::: Given records :::

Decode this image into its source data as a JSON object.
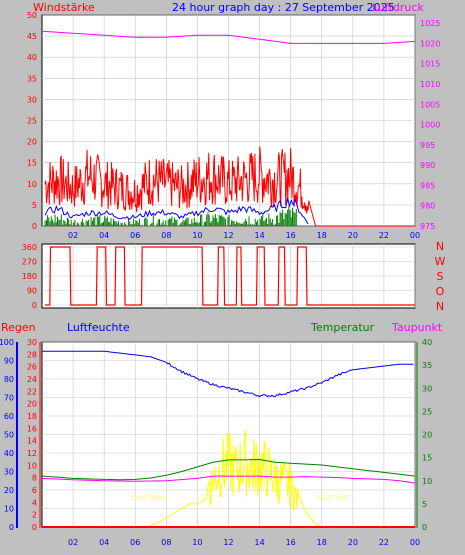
{
  "header": {
    "title": "24 hour graph day : 27 September 2025",
    "left_label": "Windstärke",
    "right_label": "Luftdruck"
  },
  "wind_panel": {
    "y_ticks": [
      "0",
      "5",
      "10",
      "15",
      "20",
      "25",
      "30",
      "35",
      "40",
      "45",
      "50"
    ],
    "pressure_ticks": [
      "975",
      "980",
      "985",
      "990",
      "995",
      "1000",
      "1005",
      "1010",
      "1015",
      "1020",
      "1025"
    ],
    "x_ticks": [
      "02",
      "04",
      "06",
      "08",
      "10",
      "12",
      "14",
      "16",
      "18",
      "20",
      "22",
      "00"
    ]
  },
  "dir_panel": {
    "y_ticks": [
      "0",
      "90",
      "180",
      "270",
      "360"
    ],
    "compass": [
      "N",
      "W",
      "S",
      "O",
      "N"
    ]
  },
  "bottom_panel": {
    "labels": {
      "regen": "Regen",
      "luftfeuchte": "Luftfeuchte",
      "temperatur": "Temperatur",
      "taupunkt": "Taupunkt"
    },
    "humidity_ticks": [
      "0",
      "10",
      "20",
      "30",
      "40",
      "50",
      "60",
      "70",
      "80",
      "90",
      "100"
    ],
    "rain_ticks": [
      "0",
      "2",
      "4",
      "6",
      "8",
      "10",
      "12",
      "14",
      "16",
      "18",
      "20",
      "22",
      "24",
      "26",
      "28",
      "30"
    ],
    "temp_ticks": [
      "0",
      "5",
      "10",
      "15",
      "20",
      "25",
      "30",
      "35",
      "40"
    ],
    "x_ticks": [
      "02",
      "04",
      "06",
      "08",
      "10",
      "12",
      "14",
      "16",
      "18",
      "20",
      "22",
      "00"
    ],
    "sun_rise": "Sun Rise",
    "sun_set": "Sun Set"
  },
  "colors": {
    "wind": "#ff0000",
    "gust": "#ff0000",
    "avg_wind": "#0000ff",
    "wind_low": "#008000",
    "pressure": "#ff00ff",
    "direction": "#ff0000",
    "humidity": "#0000ff",
    "temperature": "#008000",
    "dewpoint": "#ff00ff",
    "solar": "#ffff00",
    "rain": "#ff0000"
  },
  "chart_data": [
    {
      "type": "line",
      "title": "24 hour graph day : 27 September 2025",
      "ylabel": "Windstärke",
      "ylabel_right": "Luftdruck",
      "x_range": [
        0,
        24
      ],
      "ylim": [
        0,
        50
      ],
      "ylim_right": [
        975,
        1027
      ],
      "grid": true,
      "series": [
        {
          "name": "Windstärke",
          "x": [
            0.2,
            1,
            2,
            3,
            4,
            5,
            6,
            7,
            8,
            9,
            10,
            11,
            12,
            13,
            14,
            15,
            16,
            16.8,
            17.3,
            17.6,
            24
          ],
          "values": [
            10,
            11,
            9,
            12,
            10,
            9,
            8,
            11,
            10,
            9,
            11,
            12,
            10,
            11,
            12,
            11,
            12,
            8,
            3,
            0,
            0
          ]
        },
        {
          "name": "",
          "x": [
            0.2,
            1,
            2,
            3,
            4,
            5,
            6,
            7,
            8,
            9,
            10,
            11,
            12,
            13,
            14,
            15,
            16,
            16.5,
            17.2,
            24
          ],
          "values": [
            3,
            4,
            2,
            3,
            3,
            2,
            2,
            3,
            3,
            2,
            3,
            4,
            3,
            4,
            3,
            4,
            6,
            4,
            0,
            0
          ]
        },
        {
          "name": "Luftdruck",
          "x": [
            0,
            2,
            4,
            6,
            8,
            10,
            12,
            14,
            16,
            18,
            20,
            22,
            24
          ],
          "values": [
            1023,
            1022.5,
            1022,
            1021.5,
            1021.5,
            1022,
            1022,
            1021,
            1020,
            1020,
            1020,
            1020,
            1020.5
          ]
        }
      ]
    },
    {
      "type": "line",
      "ylabel_right": "N W S O N",
      "ylim": [
        0,
        360
      ],
      "series": [
        {
          "name": "",
          "x": [
            0.2,
            0.5,
            0.55,
            1.8,
            1.85,
            3.5,
            3.55,
            4.1,
            4.15,
            4.7,
            4.75,
            5.3,
            5.35,
            6.4,
            6.45,
            10.3,
            10.35,
            11.3,
            11.35,
            11.7,
            11.75,
            12.5,
            12.55,
            12.8,
            12.85,
            13.8,
            13.85,
            14.3,
            14.35,
            15.2,
            15.25,
            15.6,
            15.65,
            16.4,
            16.45,
            17.0,
            17.05,
            24
          ],
          "values": [
            0,
            0,
            360,
            360,
            0,
            0,
            360,
            360,
            0,
            0,
            360,
            360,
            0,
            0,
            360,
            360,
            0,
            0,
            360,
            360,
            0,
            0,
            360,
            360,
            0,
            0,
            360,
            360,
            0,
            0,
            360,
            360,
            0,
            0,
            360,
            360,
            0,
            0
          ]
        }
      ]
    },
    {
      "type": "line",
      "ylabel": "Luftfeuchte",
      "ylim": [
        0,
        100
      ],
      "ylim_rain": [
        0,
        30
      ],
      "ylim_temp": [
        0,
        40
      ],
      "series": [
        {
          "name": "Luftfeuchte",
          "x": [
            0,
            2,
            4,
            6,
            7,
            8,
            9,
            10,
            11,
            12,
            13,
            14,
            15,
            16,
            17,
            18,
            19,
            20,
            21,
            22,
            23,
            24
          ],
          "values": [
            95,
            95,
            95,
            93,
            92,
            89,
            84,
            80,
            77,
            75,
            73,
            71,
            71,
            73,
            75,
            78,
            82,
            85,
            86,
            87,
            88,
            88
          ]
        },
        {
          "name": "Temperatur",
          "x": [
            0,
            1,
            2,
            3,
            4,
            5,
            6,
            7,
            8,
            9,
            10,
            11,
            12,
            13,
            14,
            15,
            16,
            17,
            18,
            19,
            20,
            21,
            22,
            23,
            24
          ],
          "values": [
            11,
            10.8,
            10.5,
            10.4,
            10.3,
            10.2,
            10.3,
            10.6,
            11.2,
            12,
            13,
            14,
            14.5,
            14.5,
            14.6,
            14,
            13.8,
            13.6,
            13.4,
            13,
            12.6,
            12.2,
            11.8,
            11.4,
            11
          ]
        },
        {
          "name": "Taupunkt",
          "x": [
            0,
            2,
            4,
            6,
            8,
            10,
            11,
            12,
            13,
            14,
            15,
            16,
            17,
            18,
            19,
            20,
            21,
            22,
            23,
            24
          ],
          "values": [
            10.5,
            10.2,
            10,
            9.9,
            10,
            10.5,
            11,
            11,
            11,
            11,
            10.8,
            10.8,
            10.9,
            10.8,
            10.7,
            10.5,
            10.4,
            10.3,
            10,
            9.5
          ]
        },
        {
          "name": "Sun Rise / Sun Set",
          "x": [
            6.8,
            7.5,
            8,
            8.5,
            9,
            9.5,
            10,
            10.5,
            11,
            11.5,
            12,
            12.5,
            13,
            13.5,
            14,
            14.5,
            15,
            15.5,
            16,
            16.5,
            17,
            17.5,
            18,
            18.5
          ],
          "values": [
            0,
            1,
            2,
            3,
            4,
            5,
            5,
            6,
            14,
            17,
            18,
            16,
            19,
            17,
            18,
            16,
            14,
            13,
            12,
            7,
            3,
            1,
            0,
            0
          ]
        },
        {
          "name": "Regen",
          "x": [
            0,
            24
          ],
          "values": [
            0,
            0
          ]
        }
      ]
    }
  ]
}
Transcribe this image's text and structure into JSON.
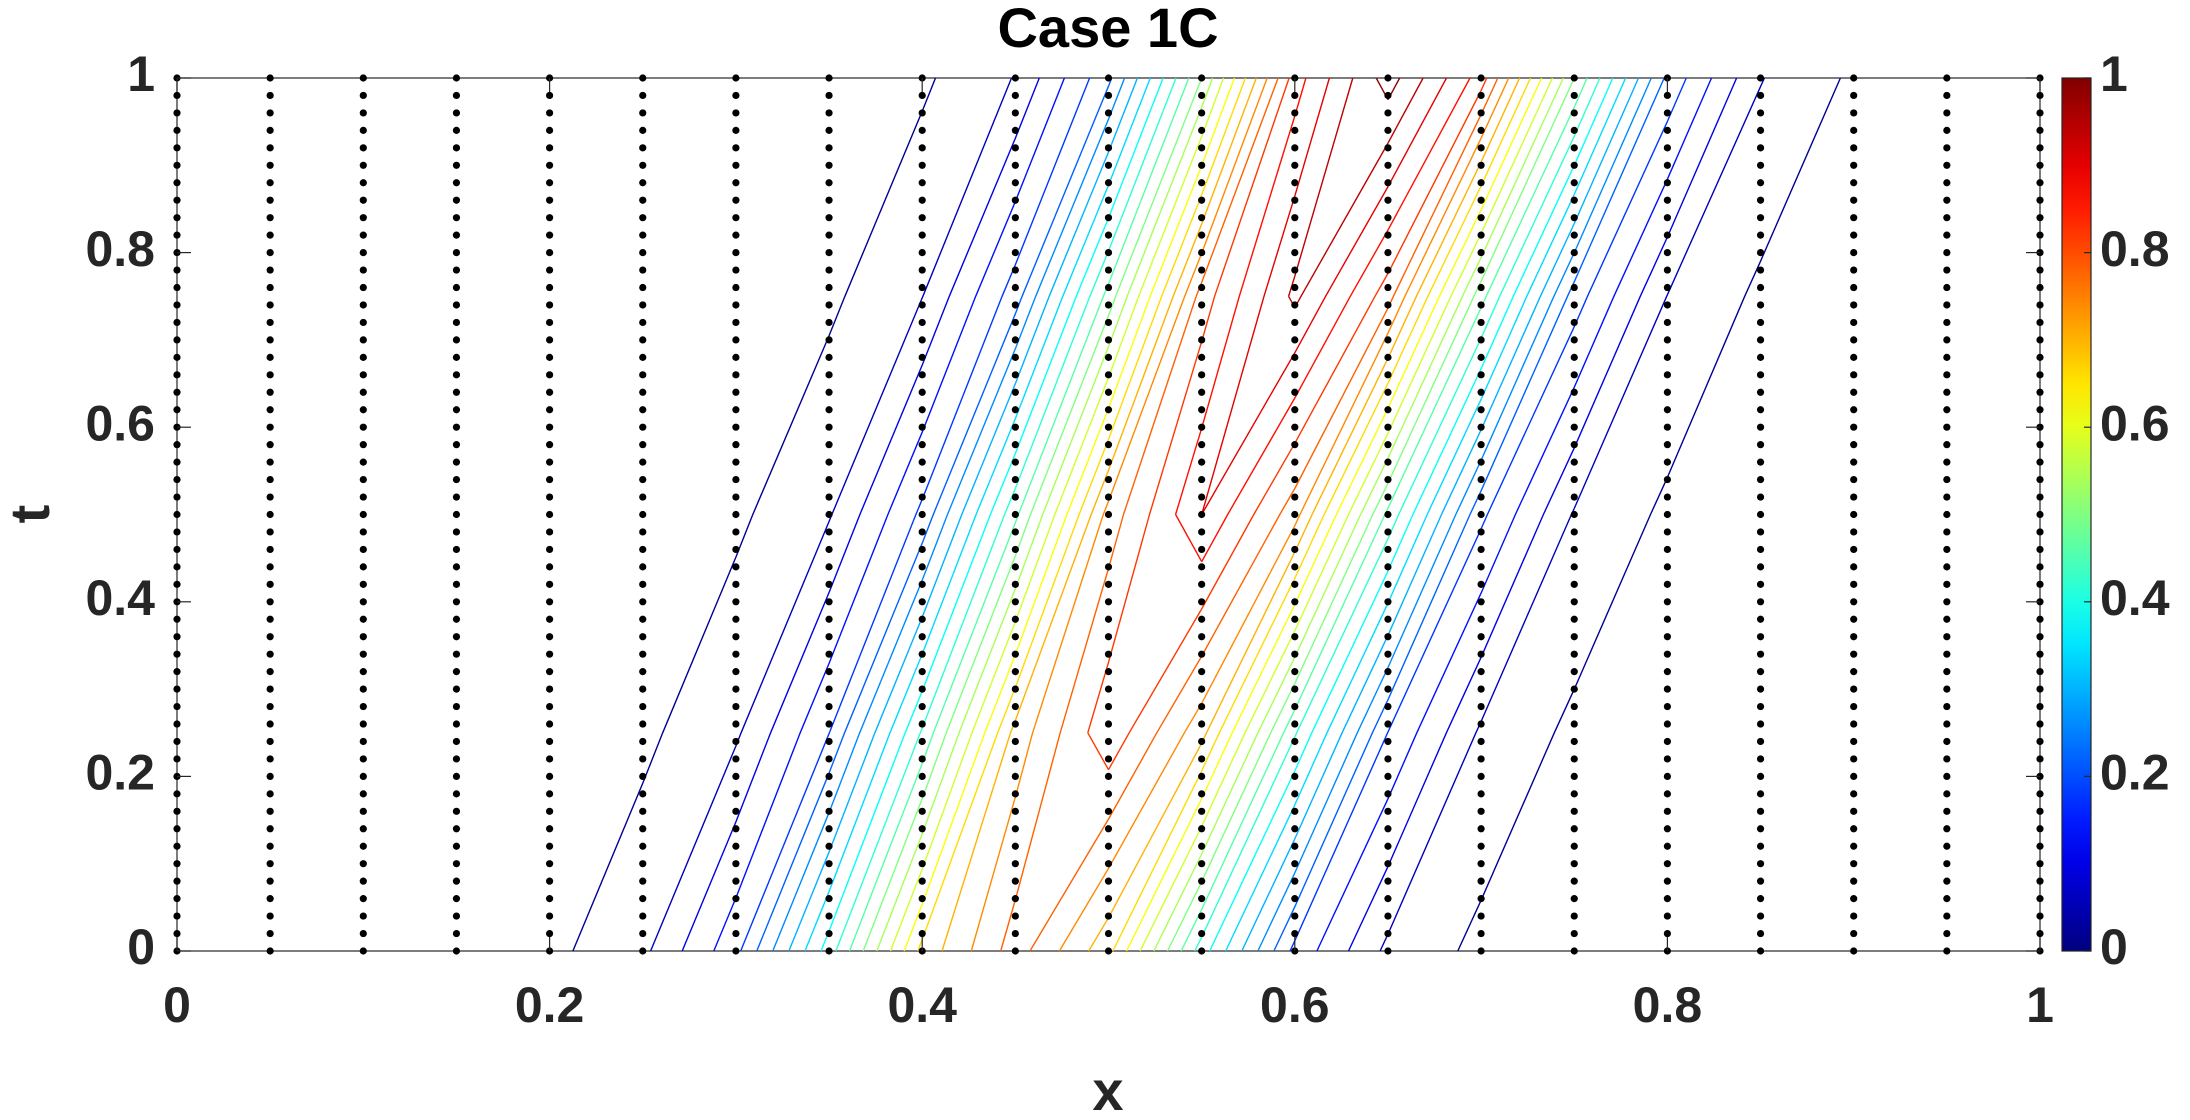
{
  "chart_data": {
    "type": "contour",
    "title": "Case 1C",
    "xlabel": "x",
    "ylabel": "t",
    "xlim": [
      0,
      1
    ],
    "ylim": [
      0,
      1
    ],
    "xticks": [
      0,
      0.2,
      0.4,
      0.6,
      0.8,
      1
    ],
    "yticks": [
      0,
      0.2,
      0.4,
      0.6,
      0.8,
      1
    ],
    "colormap": "jet",
    "clim": [
      0,
      1
    ],
    "cticks": [
      0,
      0.2,
      0.4,
      0.6,
      0.8,
      1
    ],
    "point_color": "#000000",
    "grid_x": [
      0,
      0.05,
      0.1,
      0.15,
      0.2,
      0.25,
      0.3,
      0.35,
      0.4,
      0.45,
      0.5,
      0.55,
      0.6,
      0.65,
      0.7,
      0.75,
      0.8,
      0.85,
      0.9,
      0.95,
      1
    ],
    "grid_t": [
      0,
      0.25,
      0.5,
      0.75,
      1
    ],
    "z": [
      [
        0,
        0,
        0,
        0.002,
        0.01,
        0.05,
        0.168,
        0.4,
        0.673,
        0.8,
        0.673,
        0.4,
        0.168,
        0.05,
        0.01,
        0.002,
        0,
        0,
        0,
        0,
        0
      ],
      [
        0,
        0,
        0,
        0,
        0.002,
        0.011,
        0.053,
        0.179,
        0.425,
        0.715,
        0.85,
        0.715,
        0.425,
        0.179,
        0.053,
        0.011,
        0.002,
        0,
        0,
        0,
        0
      ],
      [
        0,
        0,
        0,
        0,
        0,
        0.002,
        0.012,
        0.056,
        0.189,
        0.45,
        0.757,
        0.9,
        0.757,
        0.45,
        0.189,
        0.056,
        0.012,
        0.002,
        0,
        0,
        0
      ],
      [
        0,
        0,
        0,
        0,
        0,
        0,
        0.002,
        0.012,
        0.059,
        0.2,
        0.475,
        0.799,
        0.95,
        0.799,
        0.475,
        0.2,
        0.059,
        0.012,
        0.002,
        0,
        0
      ],
      [
        0,
        0,
        0,
        0,
        0,
        0,
        0,
        0.002,
        0.013,
        0.062,
        0.21,
        0.5,
        0.841,
        1,
        0.841,
        0.5,
        0.21,
        0.062,
        0.013,
        0.002,
        0
      ]
    ],
    "levels": [
      0.02,
      0.06,
      0.1,
      0.14,
      0.18,
      0.22,
      0.26,
      0.3,
      0.34,
      0.38,
      0.42,
      0.46,
      0.5,
      0.54,
      0.58,
      0.62,
      0.66,
      0.7,
      0.74,
      0.78,
      0.82,
      0.86,
      0.9,
      0.94,
      0.98
    ],
    "points_t": [
      0,
      0.02,
      0.04,
      0.06,
      0.08,
      0.1,
      0.12,
      0.14,
      0.16,
      0.18,
      0.2,
      0.22,
      0.24,
      0.26,
      0.28,
      0.3,
      0.32,
      0.34,
      0.36,
      0.38,
      0.4,
      0.42,
      0.44,
      0.46,
      0.48,
      0.5,
      0.52,
      0.54,
      0.56,
      0.58,
      0.6,
      0.62,
      0.64,
      0.66,
      0.68,
      0.7,
      0.72,
      0.74,
      0.76,
      0.78,
      0.8,
      0.82,
      0.84,
      0.86,
      0.88,
      0.9,
      0.92,
      0.94,
      0.96,
      0.98,
      1
    ]
  }
}
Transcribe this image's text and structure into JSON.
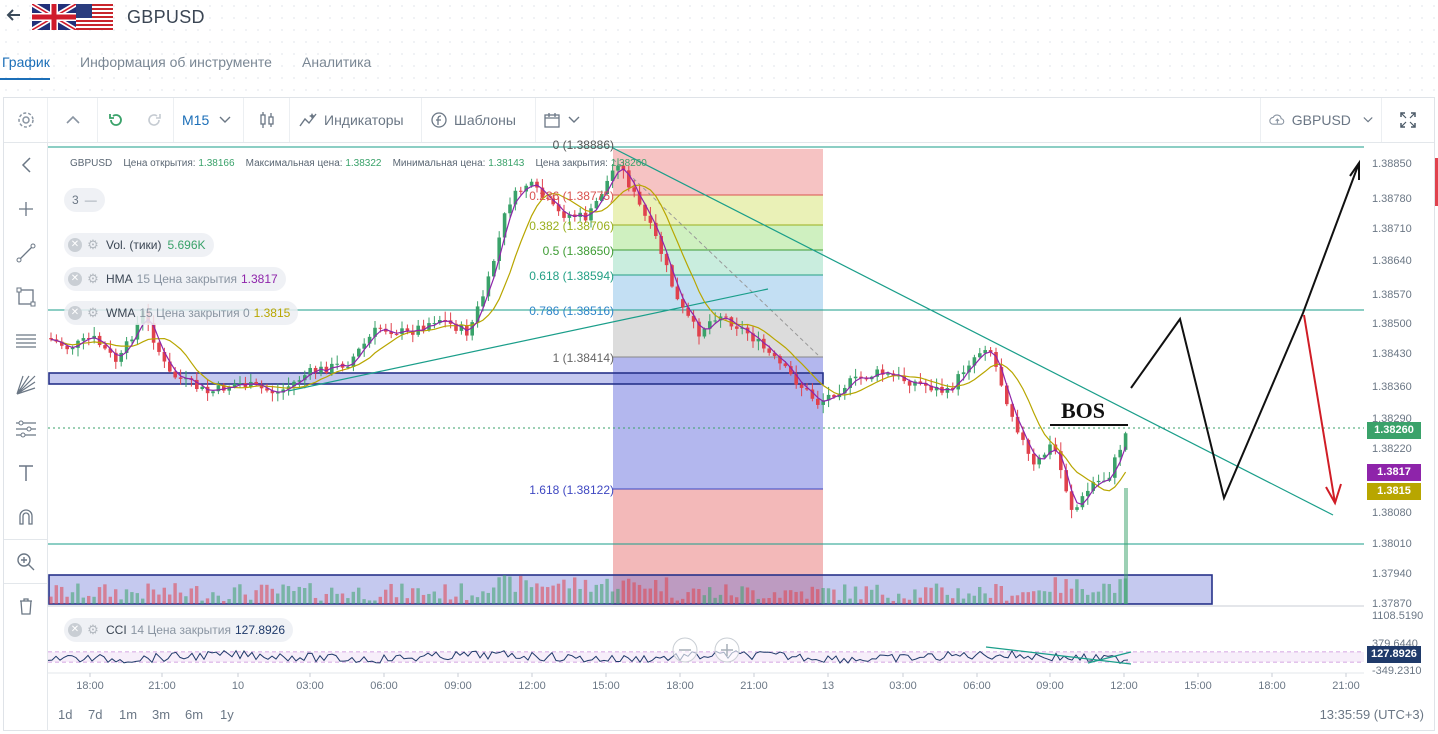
{
  "header": {
    "back_icon": "arrow-left-icon",
    "symbol": "GBPUSD"
  },
  "tabs": [
    {
      "label": "График",
      "active": true
    },
    {
      "label": "Информация об инструменте",
      "active": false
    },
    {
      "label": "Аналитика",
      "active": false
    }
  ],
  "toolbar": {
    "timeframe": "M15",
    "indicators_label": "Индикаторы",
    "templates_label": "Шаблоны",
    "symbol_select": "GBPUSD"
  },
  "legend": {
    "symbol": "GBPUSD",
    "open_label": "Цена открытия:",
    "open_value": "1.38166",
    "high_label": "Максимальная цена:",
    "high_value": "1.38322",
    "low_label": "Минимальная цена:",
    "low_value": "1.38143",
    "close_label": "Цена закрытия:",
    "close_value": "1.38260",
    "collapsed_count": "3"
  },
  "indicators": [
    {
      "name": "Vol. (тики)",
      "params": "",
      "value": "5.696K",
      "color": "#3aa26a"
    },
    {
      "name": "HMA",
      "params": "15 Цена закрытия",
      "value": "1.3817",
      "color": "#8e24aa"
    },
    {
      "name": "WMA",
      "params": "15 Цена закрытия 0",
      "value": "1.3815",
      "color": "#b8a600"
    }
  ],
  "cci": {
    "name": "CCI",
    "params": "14 Цена закрытия",
    "value": "127.8926"
  },
  "fib_labels": [
    {
      "text": "0 (1.38886)",
      "color": "#555555"
    },
    {
      "text": "0.236 (1.38775)",
      "color": "#d9534f"
    },
    {
      "text": "0.382 (1.38706)",
      "color": "#9aaf1c"
    },
    {
      "text": "0.5 (1.38650)",
      "color": "#3f9c35"
    },
    {
      "text": "0.618 (1.38594)",
      "color": "#23a085"
    },
    {
      "text": "0.786 (1.38516)",
      "color": "#2f86c9"
    },
    {
      "text": "1 (1.38414)",
      "color": "#666666"
    },
    {
      "text": "1.618 (1.38122)",
      "color": "#3f48c2"
    }
  ],
  "annotation": "BOS",
  "price_axis": [
    "1.38850",
    "1.38780",
    "1.38710",
    "1.38640",
    "1.38570",
    "1.38500",
    "1.38430",
    "1.38360",
    "1.38290",
    "1.38220",
    "1.38080",
    "1.38010",
    "1.37940",
    "1.37870"
  ],
  "price_tags": [
    {
      "text": "1.38260",
      "color": "#3aa26a"
    },
    {
      "text": "1.3817",
      "color": "#8e24aa"
    },
    {
      "text": "1.3815",
      "color": "#b8a600"
    }
  ],
  "cci_axis": [
    "1108.5190",
    "379.6440",
    "-349.2310"
  ],
  "cci_tag": {
    "text": "127.8926",
    "color": "#1f3a6a"
  },
  "time_axis": [
    "18:00",
    "21:00",
    "10",
    "03:00",
    "06:00",
    "09:00",
    "12:00",
    "15:00",
    "18:00",
    "21:00",
    "13",
    "03:00",
    "06:00",
    "09:00",
    "12:00",
    "15:00",
    "18:00",
    "21:00"
  ],
  "ranges": [
    "1d",
    "7d",
    "1m",
    "3m",
    "6m",
    "1y"
  ],
  "clock": "13:35:59 (UTC+3)",
  "colors": {
    "accent": "#1c6fb8",
    "up": "#3aa26a",
    "down": "#e0424d"
  }
}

:::

• Requirements
From the entries above, return each line with the word "Windstärke" in it.

• Response to this task
    "left_label": "Windstärke",
      "ylabel": "Windstärke",
          "name": "Windstärke",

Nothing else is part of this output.